[BEGIN]

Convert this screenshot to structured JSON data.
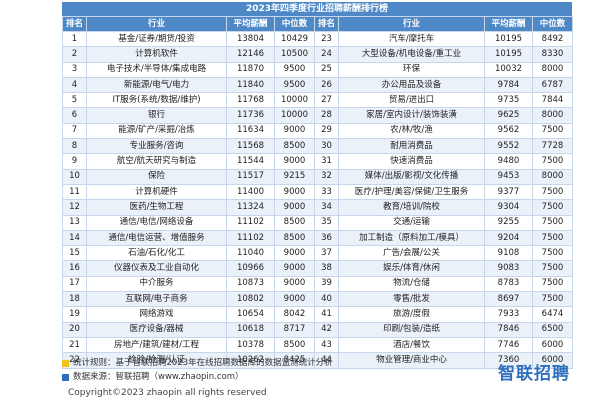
{
  "title": "2023年四季度行业招聘薪酬排行榜",
  "headers": {
    "rank": "排名",
    "industry": "行业",
    "avg_salary": "平均薪酬",
    "median": "中位数"
  },
  "left_rows": [
    [
      "1",
      "基金/证券/期货/投资",
      "13804",
      "10429"
    ],
    [
      "2",
      "计算机软件",
      "12146",
      "10500"
    ],
    [
      "3",
      "电子技术/半导体/集成电路",
      "11870",
      "9500"
    ],
    [
      "4",
      "新能源/电气/电力",
      "11840",
      "9500"
    ],
    [
      "5",
      "IT服务(系统/数据/维护)",
      "11768",
      "10000"
    ],
    [
      "6",
      "银行",
      "11736",
      "10000"
    ],
    [
      "7",
      "能源/矿产/采掘/冶炼",
      "11634",
      "9000"
    ],
    [
      "8",
      "专业服务/咨询",
      "11568",
      "8500"
    ],
    [
      "9",
      "航空/航天研究与制造",
      "11544",
      "9000"
    ],
    [
      "10",
      "保险",
      "11517",
      "9215"
    ],
    [
      "11",
      "计算机硬件",
      "11400",
      "9000"
    ],
    [
      "12",
      "医药/生物工程",
      "11324",
      "9000"
    ],
    [
      "13",
      "通信/电信/网络设备",
      "11102",
      "8500"
    ],
    [
      "14",
      "通信/电信运营、增值服务",
      "11102",
      "8500"
    ],
    [
      "15",
      "石油/石化/化工",
      "11040",
      "9000"
    ],
    [
      "16",
      "仪器仪表及工业自动化",
      "10966",
      "9000"
    ],
    [
      "17",
      "中介服务",
      "10873",
      "9000"
    ],
    [
      "18",
      "互联网/电子商务",
      "10802",
      "9000"
    ],
    [
      "19",
      "网络游戏",
      "10654",
      "8042"
    ],
    [
      "20",
      "医疗设备/器械",
      "10618",
      "8717"
    ],
    [
      "21",
      "房地产/建筑/建材/工程",
      "10378",
      "8500"
    ],
    [
      "22",
      "检验/检测/认证",
      "10262",
      "8425"
    ]
  ],
  "right_rows": [
    [
      "23",
      "汽车/摩托车",
      "10195",
      "8492"
    ],
    [
      "24",
      "大型设备/机电设备/重工业",
      "10195",
      "8330"
    ],
    [
      "25",
      "环保",
      "10032",
      "8000"
    ],
    [
      "26",
      "办公用品及设备",
      "9784",
      "6787"
    ],
    [
      "27",
      "贸易/进出口",
      "9735",
      "7844"
    ],
    [
      "28",
      "家居/室内设计/装饰装潢",
      "9625",
      "8000"
    ],
    [
      "29",
      "农/林/牧/渔",
      "9562",
      "7500"
    ],
    [
      "30",
      "耐用消费品",
      "9552",
      "7728"
    ],
    [
      "31",
      "快速消费品",
      "9480",
      "7500"
    ],
    [
      "32",
      "媒体/出版/影视/文化传播",
      "9453",
      "8000"
    ],
    [
      "33",
      "医疗/护理/美容/保健/卫生服务",
      "9377",
      "7500"
    ],
    [
      "34",
      "教育/培训/院校",
      "9304",
      "7500"
    ],
    [
      "35",
      "交通/运输",
      "9255",
      "7500"
    ],
    [
      "36",
      "加工制造（原料加工/模具）",
      "9204",
      "7500"
    ],
    [
      "37",
      "广告/会展/公关",
      "9108",
      "7500"
    ],
    [
      "38",
      "娱乐/体育/休闲",
      "9083",
      "7500"
    ],
    [
      "39",
      "物流/仓储",
      "8783",
      "7500"
    ],
    [
      "40",
      "零售/批发",
      "8697",
      "7500"
    ],
    [
      "41",
      "旅游/度假",
      "7933",
      "6474"
    ],
    [
      "42",
      "印刷/包装/造纸",
      "7846",
      "6500"
    ],
    [
      "43",
      "酒店/餐饮",
      "7746",
      "6000"
    ],
    [
      "44",
      "物业管理/商业中心",
      "7360",
      "6000"
    ]
  ],
  "footer": {
    "stat_rule": "统计规则：基于智联招聘2023年在线招聘数据库的数据监测统计分析",
    "source": "数据来源：智联招聘（www.zhaopin.com）",
    "logo": "智联招聘",
    "copyright": "Copyright©2023 zhaopin all rights reserved"
  },
  "colors": {
    "header_bg": "#4e88c7",
    "stripe": "#eaf1f9",
    "bullet_rule": "#f1c21b",
    "bullet_source": "#2f6fc0",
    "logo": "#2f6fc0"
  }
}
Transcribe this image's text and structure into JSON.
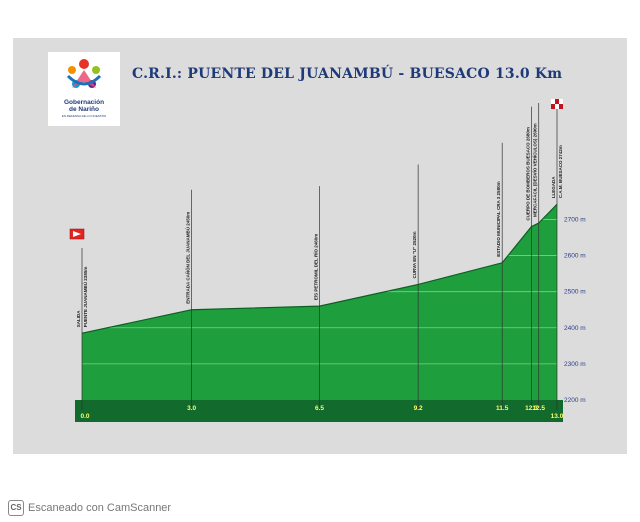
{
  "title": "C.R.I.:  PUENTE DEL JUANAMBÚ - BUESACO  13.0 Km",
  "logo": {
    "line1": "Gobernación",
    "line2": "de Nariño",
    "tagline": "EN DEFENSA DE LO NUESTRO"
  },
  "footer": {
    "icon": "CS",
    "text": "Escaneado con CamScanner"
  },
  "colors": {
    "fill": "#1e9e3c",
    "base_bar": "#126a2c",
    "outline": "#0e5e23",
    "title": "#1f3a78",
    "km_label": "#ffff66",
    "alt_label": "#2a3c8a"
  },
  "chart_data": {
    "type": "area",
    "title": "C.R.I.:  PUENTE DEL JUANAMBÚ - BUESACO  13.0 Km",
    "xlabel": "",
    "ylabel": "",
    "xlim": [
      0,
      13.0
    ],
    "ylim": [
      2200,
      2740
    ],
    "grid": true,
    "x": [
      0.0,
      3.0,
      6.5,
      9.2,
      11.5,
      12.3,
      12.5,
      13.0
    ],
    "y": [
      2385,
      2450,
      2460,
      2520,
      2580,
      2680,
      2690,
      2742
    ],
    "x_tick_labels": [
      "0.0",
      "3.0",
      "6.5",
      "9.2",
      "11.5",
      "12.3",
      "12.5",
      "13.0"
    ],
    "y_ticks": [
      2200,
      2300,
      2400,
      2500,
      2600,
      2700
    ],
    "y_tick_labels": [
      "2200 m",
      "2300 m",
      "2400 m",
      "2500 m",
      "2600 m",
      "2700 m"
    ],
    "annotations": [
      {
        "x": 0.0,
        "label": "SALIDA",
        "label2": "PUENTE JUANAMBÚ  2385m"
      },
      {
        "x": 3.0,
        "label": "ENTRADA CAÑÓN DEL JUANAMBÚ  2450m"
      },
      {
        "x": 6.5,
        "label": "E/S PETROMIL DEL RÍO  2460m"
      },
      {
        "x": 9.2,
        "label": "CURVA EN \"U\"  2520m"
      },
      {
        "x": 11.5,
        "label": "ESTADIO MUNICIPAL CRA 3   2580m"
      },
      {
        "x": 12.3,
        "label": "CUERPO DE BOMBEROS BUESACO  2680m"
      },
      {
        "x": 12.5,
        "label": "MERCAFÁCIL (DESVÍO VEHÍCULOS)  2690m"
      },
      {
        "x": 13.0,
        "label": "LLEGADA",
        "label2": "C.A.M. BUESACO  2742m"
      }
    ]
  }
}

[END]

**AIM OF THE EXERCISE:** Write out all the records again, exactly, minus any pictures.

**WRITTEN REPLY:**
Convert this screenshot to structured JSON data.
{
  "title": "2023年四季度行业招聘薪酬排行榜",
  "headers": {
    "rank": "排名",
    "industry": "行业",
    "avg_salary": "平均薪酬",
    "median": "中位数"
  },
  "left_rows": [
    [
      "1",
      "基金/证券/期货/投资",
      "13804",
      "10429"
    ],
    [
      "2",
      "计算机软件",
      "12146",
      "10500"
    ],
    [
      "3",
      "电子技术/半导体/集成电路",
      "11870",
      "9500"
    ],
    [
      "4",
      "新能源/电气/电力",
      "11840",
      "9500"
    ],
    [
      "5",
      "IT服务(系统/数据/维护)",
      "11768",
      "10000"
    ],
    [
      "6",
      "银行",
      "11736",
      "10000"
    ],
    [
      "7",
      "能源/矿产/采掘/冶炼",
      "11634",
      "9000"
    ],
    [
      "8",
      "专业服务/咨询",
      "11568",
      "8500"
    ],
    [
      "9",
      "航空/航天研究与制造",
      "11544",
      "9000"
    ],
    [
      "10",
      "保险",
      "11517",
      "9215"
    ],
    [
      "11",
      "计算机硬件",
      "11400",
      "9000"
    ],
    [
      "12",
      "医药/生物工程",
      "11324",
      "9000"
    ],
    [
      "13",
      "通信/电信/网络设备",
      "11102",
      "8500"
    ],
    [
      "14",
      "通信/电信运营、增值服务",
      "11102",
      "8500"
    ],
    [
      "15",
      "石油/石化/化工",
      "11040",
      "9000"
    ],
    [
      "16",
      "仪器仪表及工业自动化",
      "10966",
      "9000"
    ],
    [
      "17",
      "中介服务",
      "10873",
      "9000"
    ],
    [
      "18",
      "互联网/电子商务",
      "10802",
      "9000"
    ],
    [
      "19",
      "网络游戏",
      "10654",
      "8042"
    ],
    [
      "20",
      "医疗设备/器械",
      "10618",
      "8717"
    ],
    [
      "21",
      "房地产/建筑/建材/工程",
      "10378",
      "8500"
    ],
    [
      "22",
      "检验/检测/认证",
      "10262",
      "8425"
    ]
  ],
  "right_rows": [
    [
      "23",
      "汽车/摩托车",
      "10195",
      "8492"
    ],
    [
      "24",
      "大型设备/机电设备/重工业",
      "10195",
      "8330"
    ],
    [
      "25",
      "环保",
      "10032",
      "8000"
    ],
    [
      "26",
      "办公用品及设备",
      "9784",
      "6787"
    ],
    [
      "27",
      "贸易/进出口",
      "9735",
      "7844"
    ],
    [
      "28",
      "家居/室内设计/装饰装潢",
      "9625",
      "8000"
    ],
    [
      "29",
      "农/林/牧/渔",
      "9562",
      "7500"
    ],
    [
      "30",
      "耐用消费品",
      "9552",
      "7728"
    ],
    [
      "31",
      "快速消费品",
      "9480",
      "7500"
    ],
    [
      "32",
      "媒体/出版/影视/文化传播",
      "9453",
      "8000"
    ],
    [
      "33",
      "医疗/护理/美容/保健/卫生服务",
      "9377",
      "7500"
    ],
    [
      "34",
      "教育/培训/院校",
      "9304",
      "7500"
    ],
    [
      "35",
      "交通/运输",
      "9255",
      "7500"
    ],
    [
      "36",
      "加工制造（原料加工/模具）",
      "9204",
      "7500"
    ],
    [
      "37",
      "广告/会展/公关",
      "9108",
      "7500"
    ],
    [
      "38",
      "娱乐/体育/休闲",
      "9083",
      "7500"
    ],
    [
      "39",
      "物流/仓储",
      "8783",
      "7500"
    ],
    [
      "40",
      "零售/批发",
      "8697",
      "7500"
    ],
    [
      "41",
      "旅游/度假",
      "7933",
      "6474"
    ],
    [
      "42",
      "印刷/包装/造纸",
      "7846",
      "6500"
    ],
    [
      "43",
      "酒店/餐饮",
      "7746",
      "6000"
    ],
    [
      "44",
      "物业管理/商业中心",
      "7360",
      "6000"
    ]
  ],
  "footer": {
    "stat_rule": "统计规则：基于智联招聘2023年在线招聘数据库的数据监测统计分析",
    "source": "数据来源：智联招聘（www.zhaopin.com）",
    "logo": "智联招聘",
    "copyright": "Copyright©2023 zhaopin all rights reserved"
  },
  "colors": {
    "header_bg": "#4e88c7",
    "stripe": "#eaf1f9",
    "bullet_rule": "#f1c21b",
    "bullet_source": "#2f6fc0",
    "logo": "#2f6fc0"
  }
}
Transcribe this image's text and structure into JSON.
{
  "title": "C.R.I.:  PUENTE DEL JUANAMBÚ - BUESACO  13.0 Km",
  "logo": {
    "line1": "Gobernación",
    "line2": "de Nariño",
    "tagline": "EN DEFENSA DE LO NUESTRO"
  },
  "footer": {
    "icon": "CS",
    "text": "Escaneado con CamScanner"
  },
  "colors": {
    "fill": "#1e9e3c",
    "base_bar": "#126a2c",
    "outline": "#0e5e23",
    "title": "#1f3a78",
    "km_label": "#ffff66",
    "alt_label": "#2a3c8a"
  },
  "chart_data": {
    "type": "area",
    "title": "C.R.I.:  PUENTE DEL JUANAMBÚ - BUESACO  13.0 Km",
    "xlabel": "",
    "ylabel": "",
    "xlim": [
      0,
      13.0
    ],
    "ylim": [
      2200,
      2740
    ],
    "grid": true,
    "x": [
      0.0,
      3.0,
      6.5,
      9.2,
      11.5,
      12.3,
      12.5,
      13.0
    ],
    "y": [
      2385,
      2450,
      2460,
      2520,
      2580,
      2680,
      2690,
      2742
    ],
    "x_tick_labels": [
      "0.0",
      "3.0",
      "6.5",
      "9.2",
      "11.5",
      "12.3",
      "12.5",
      "13.0"
    ],
    "y_ticks": [
      2200,
      2300,
      2400,
      2500,
      2600,
      2700
    ],
    "y_tick_labels": [
      "2200 m",
      "2300 m",
      "2400 m",
      "2500 m",
      "2600 m",
      "2700 m"
    ],
    "annotations": [
      {
        "x": 0.0,
        "label": "SALIDA",
        "label2": "PUENTE JUANAMBÚ  2385m"
      },
      {
        "x": 3.0,
        "label": "ENTRADA CAÑÓN DEL JUANAMBÚ  2450m"
      },
      {
        "x": 6.5,
        "label": "E/S PETROMIL DEL RÍO  2460m"
      },
      {
        "x": 9.2,
        "label": "CURVA EN \"U\"  2520m"
      },
      {
        "x": 11.5,
        "label": "ESTADIO MUNICIPAL CRA 3   2580m"
      },
      {
        "x": 12.3,
        "label": "CUERPO DE BOMBEROS BUESACO  2680m"
      },
      {
        "x": 12.5,
        "label": "MERCAFÁCIL (DESVÍO VEHÍCULOS)  2690m"
      },
      {
        "x": 13.0,
        "label": "LLEGADA",
        "label2": "C.A.M. BUESACO  2742m"
      }
    ]
  }
}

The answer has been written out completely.